▶ _Stated exercise A_
In the farm newsletter, condense the paragraph beginning "This week's potatoes are semi-new" into a short bulleted list that keeps its main facts.

In This Week’s Beet Box:
- New Veggie of the Week: Potatoes!
- Part II: The Joy of CSA Farming
- Strawberries: Phoenix Rising?
In your share this week:
- Head Lettuce
- Purplette Onions (the last of ‘em for the year)
This means that some pickup sites will receive it this week, others next week – or in a future week.
New Veggie of the Week: Potatoes
I'm trying not to count my chickens before they hatch (given last year’s disappointment when late blight wiped out half of our potato patch), but oh man - it’s looking like a good spud year so far. We dug the first couple beds of Desiree red potatoes on Monday and pulled out some impressive lunkers – a pound apiece, some of them!
This week’s potatoes are semi-new, meaning that the skin is thin and hasn’t cured fully yet (you’ll notice little scuffs and places where the skin peeled off while we were washing them). Because of this, you should store them in your fridge in a plastic bag. It also means that these potatoes are as juicy as they come.
“Juicy?” you’re thinking? Since when are potatoes juicy? When they’re fresh. Go get a store-bought potato and do a side-by-side cut-in-half test. The Desirees in your share this week will actually weep, since they haven’t lost any of their moisture content in storage. You might not think there would be much difference in taste with something as plain and basic as a potato, but I think you’ll be pleasantly surprised this week when you cook up your freshly dug spuds.
If you haven’t already tried it, this would be a great week to make the recipe for Collards with Potatoes: http://www.valleyflorafarm.com/content/collards-potatoes
Desiree potatoes are also a good candidate for potato salad. I like to make a tangy version that’s lighter on the mayo, full of veggies, and uses some of Candace’s fresh eggs, hardboiled:
Part II: The Joy of CSA Farming
On the heels of last week’s Beet Box about the challenges of CSA farming, my inbox was awash in wonderful emails from our members. I am sharing some of them here, anonymously, to give you a glimpse of what makes this work so gratifying at times. It’s true, farming is tough at times, but having a community of eaters like you – who are sympathetic to the setbacks and appreciative of the successes – makes it all a very, very worthwhile endeavor.
We love hearing from you. Of course we prefer to get the happy, gushing emails from our members, but we definitely want to hear from you if you have some negative/constructive feedback for us as well. I mean it.
Thanks for all your hard work. You guys are amazing!
As a consumer I just want to say thank you for providing healthy food for us. I know it can often feel like a thankless job full of hard work and sometimes disappointment, however what you are doing is greatly appreciated!

▶ _Supplied records_
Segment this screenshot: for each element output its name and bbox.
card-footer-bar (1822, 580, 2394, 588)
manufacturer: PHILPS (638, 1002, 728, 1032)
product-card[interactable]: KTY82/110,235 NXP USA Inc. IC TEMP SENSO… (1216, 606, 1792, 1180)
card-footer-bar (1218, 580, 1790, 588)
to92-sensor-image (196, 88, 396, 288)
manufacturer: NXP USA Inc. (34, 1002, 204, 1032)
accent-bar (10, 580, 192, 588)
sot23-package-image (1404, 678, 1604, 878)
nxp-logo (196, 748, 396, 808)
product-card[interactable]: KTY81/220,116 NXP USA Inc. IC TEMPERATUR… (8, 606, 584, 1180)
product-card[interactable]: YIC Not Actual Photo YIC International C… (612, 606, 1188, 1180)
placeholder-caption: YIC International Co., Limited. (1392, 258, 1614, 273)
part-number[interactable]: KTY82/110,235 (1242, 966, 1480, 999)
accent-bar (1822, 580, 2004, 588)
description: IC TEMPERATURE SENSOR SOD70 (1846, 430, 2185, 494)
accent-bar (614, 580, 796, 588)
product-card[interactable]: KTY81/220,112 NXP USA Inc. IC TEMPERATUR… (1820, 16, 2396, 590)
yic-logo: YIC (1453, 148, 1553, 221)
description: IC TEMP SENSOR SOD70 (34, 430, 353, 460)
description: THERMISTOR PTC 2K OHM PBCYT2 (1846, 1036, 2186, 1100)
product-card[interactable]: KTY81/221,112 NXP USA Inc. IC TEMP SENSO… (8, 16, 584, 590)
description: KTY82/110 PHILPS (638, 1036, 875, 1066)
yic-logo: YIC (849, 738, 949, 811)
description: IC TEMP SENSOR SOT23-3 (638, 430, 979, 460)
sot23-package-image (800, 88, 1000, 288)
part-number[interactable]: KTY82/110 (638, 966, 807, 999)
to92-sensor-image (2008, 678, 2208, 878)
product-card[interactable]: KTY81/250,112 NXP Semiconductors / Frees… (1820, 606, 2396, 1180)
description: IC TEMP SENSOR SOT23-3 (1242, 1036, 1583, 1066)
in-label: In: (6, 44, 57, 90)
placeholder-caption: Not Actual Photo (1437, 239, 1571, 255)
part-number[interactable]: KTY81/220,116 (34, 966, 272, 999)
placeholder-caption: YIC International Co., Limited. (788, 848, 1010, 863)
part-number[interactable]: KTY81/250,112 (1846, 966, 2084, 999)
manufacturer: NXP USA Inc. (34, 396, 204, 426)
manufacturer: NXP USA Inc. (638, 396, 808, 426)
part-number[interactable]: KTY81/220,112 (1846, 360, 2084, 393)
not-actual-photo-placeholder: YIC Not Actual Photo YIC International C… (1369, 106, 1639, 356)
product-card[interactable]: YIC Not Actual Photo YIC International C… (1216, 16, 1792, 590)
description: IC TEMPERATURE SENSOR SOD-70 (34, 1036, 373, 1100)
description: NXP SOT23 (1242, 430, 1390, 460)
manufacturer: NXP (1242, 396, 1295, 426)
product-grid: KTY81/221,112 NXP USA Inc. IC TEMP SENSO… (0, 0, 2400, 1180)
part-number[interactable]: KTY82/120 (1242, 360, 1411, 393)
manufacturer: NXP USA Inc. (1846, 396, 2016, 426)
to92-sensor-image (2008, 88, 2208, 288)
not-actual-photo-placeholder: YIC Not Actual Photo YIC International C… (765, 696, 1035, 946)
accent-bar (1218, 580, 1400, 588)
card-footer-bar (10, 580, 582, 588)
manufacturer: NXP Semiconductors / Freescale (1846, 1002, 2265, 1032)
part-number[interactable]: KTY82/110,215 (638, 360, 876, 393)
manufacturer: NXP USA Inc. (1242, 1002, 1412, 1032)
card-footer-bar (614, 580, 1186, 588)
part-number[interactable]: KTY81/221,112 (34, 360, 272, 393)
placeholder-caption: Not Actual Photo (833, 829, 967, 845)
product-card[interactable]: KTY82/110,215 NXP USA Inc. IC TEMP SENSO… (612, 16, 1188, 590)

▶ _Stated exercise B_
Recast the entries as a JSON list of strings, one string per line, omitting blank lines. Begin at the first line of the entries and stop after the line containing "sot23-package-image (800, 88, 1000, 288)".

▶ _Exercise answer A_
- This week's potatoes are semi-new: their skin is thin and not fully cured.
- Expect small scuffs and spots where the skin peeled off during washing.
- Store them in the fridge in a plastic bag.
- They are as juicy as potatoes get.

▶ _Exercise answer B_
[
  "Segment this screenshot: for each element output its name and bbox.",
  "card-footer-bar (1822, 580, 2394, 588)",
  "manufacturer: PHILPS (638, 1002, 728, 1032)",
  "product-card[interactable]: KTY82/110,235 NXP USA Inc. IC TEMP SENSO… (1216, 606, 1792, 1180)",
  "card-footer-bar (1218, 580, 1790, 588)",
  "to92-sensor-image (196, 88, 396, 288)",
  "manufacturer: NXP USA Inc. (34, 1002, 204, 1032)",
  "accent-bar (10, 580, 192, 588)",
  "sot23-package-image (1404, 678, 1604, 878)",
  "nxp-logo (196, 748, 396, 808)",
  "product-card[interactable]: KTY81/220,116 NXP USA Inc. IC TEMPERATUR… (8, 606, 584, 1180)",
  "product-card[interactable]: YIC Not Actual Photo YIC International C… (612, 606, 1188, 1180)",
  "placeholder-caption: YIC International Co., Limited. (1392, 258, 1614, 273)",
  "part-number[interactable]: KTY82/110,235 (1242, 966, 1480, 999)",
  "accent-bar (1822, 580, 2004, 588)",
  "description: IC TEMPERATURE SENSOR SOD70 (1846, 430, 2185, 494)",
  "accent-bar (614, 580, 796, 588)",
  "product-card[interactable]: KTY81/220,112 NXP USA Inc. IC TEMPERATUR… (1820, 16, 2396, 590)",
  "yic-logo: YIC (1453, 148, 1553, 221)",
  "description: IC TEMP SENSOR SOD70 (34, 430, 353, 460)",
  "description: THERMISTOR PTC 2K OHM PBCYT2 (1846, 1036, 2186, 1100)",
  "product-card[interactable]: KTY81/221,112 NXP USA Inc. IC TEMP SENSO… (8, 16, 584, 590)",
  "description: KTY82/110 PHILPS (638, 1036, 875, 1066)",
  "yic-logo: YIC (849, 738, 949, 811)",
  "description: IC TEMP SENSOR SOT23-3 (638, 430, 979, 460)",
  "sot23-package-image (800, 88, 1000, 288)"
]